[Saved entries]
• • • • •

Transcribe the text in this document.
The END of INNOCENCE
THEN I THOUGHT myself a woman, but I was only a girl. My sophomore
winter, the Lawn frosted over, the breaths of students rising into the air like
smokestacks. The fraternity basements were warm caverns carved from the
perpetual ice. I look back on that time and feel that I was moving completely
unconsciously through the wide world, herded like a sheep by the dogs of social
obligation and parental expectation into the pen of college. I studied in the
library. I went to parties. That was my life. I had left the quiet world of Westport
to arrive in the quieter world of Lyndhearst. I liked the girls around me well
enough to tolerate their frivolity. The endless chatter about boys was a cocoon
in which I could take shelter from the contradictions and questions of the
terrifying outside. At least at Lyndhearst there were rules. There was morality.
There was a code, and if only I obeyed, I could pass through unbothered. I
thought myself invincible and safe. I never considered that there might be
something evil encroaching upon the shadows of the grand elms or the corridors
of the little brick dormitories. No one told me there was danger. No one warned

• • • • •

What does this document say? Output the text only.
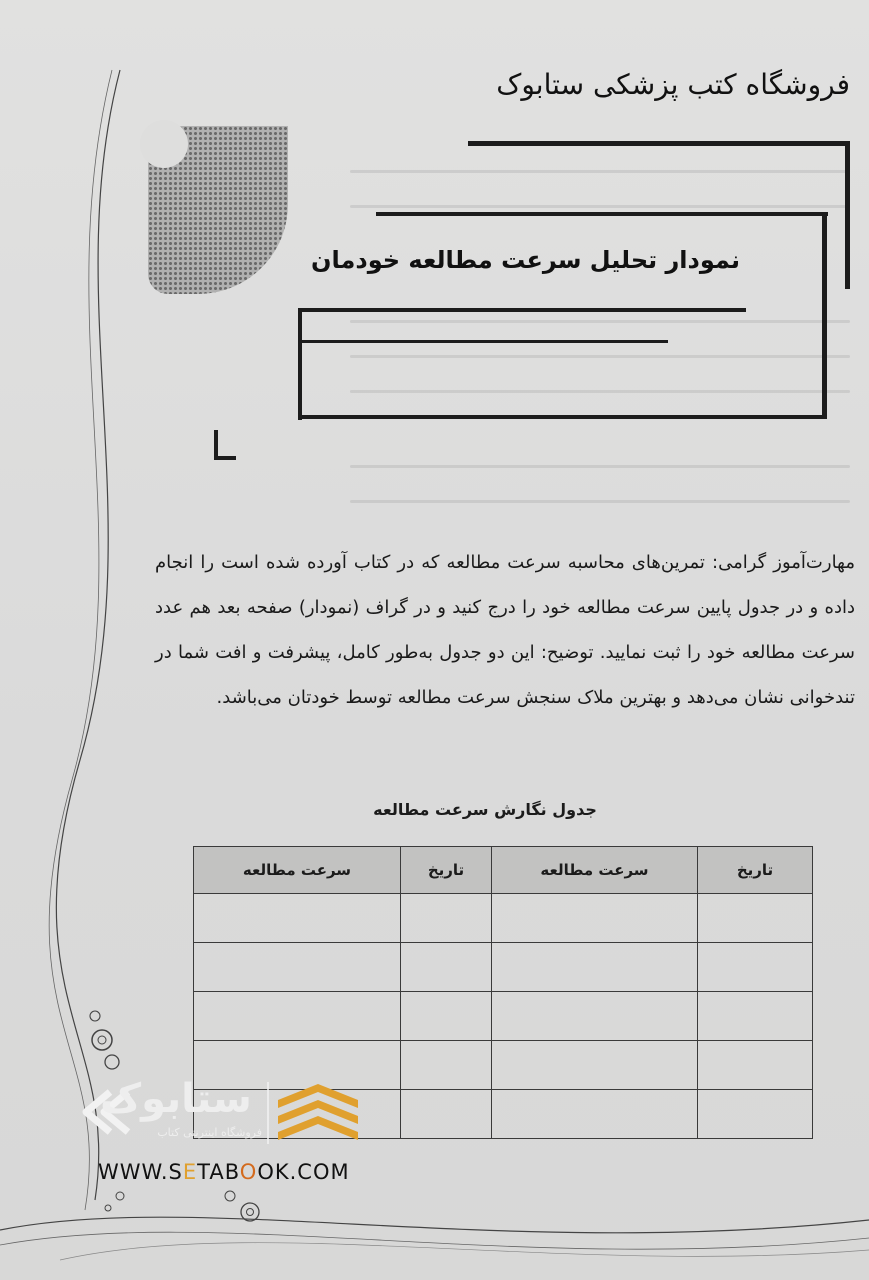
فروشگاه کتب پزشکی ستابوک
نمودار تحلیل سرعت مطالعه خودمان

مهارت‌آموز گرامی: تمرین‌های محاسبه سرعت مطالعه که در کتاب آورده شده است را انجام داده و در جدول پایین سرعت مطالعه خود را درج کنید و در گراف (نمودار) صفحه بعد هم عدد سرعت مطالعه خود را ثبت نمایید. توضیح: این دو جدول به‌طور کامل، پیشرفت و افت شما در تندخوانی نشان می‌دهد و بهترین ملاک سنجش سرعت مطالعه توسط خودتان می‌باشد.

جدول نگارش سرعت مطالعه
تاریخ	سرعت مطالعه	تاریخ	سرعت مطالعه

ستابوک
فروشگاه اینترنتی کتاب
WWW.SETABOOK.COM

• • • • •

◆ **WHAT THE TASK REQUIRES**:
Return only the number of lines in the entries that contain the string "Lyndhearst".

◆ **EXERCISE OUTPUT**:
2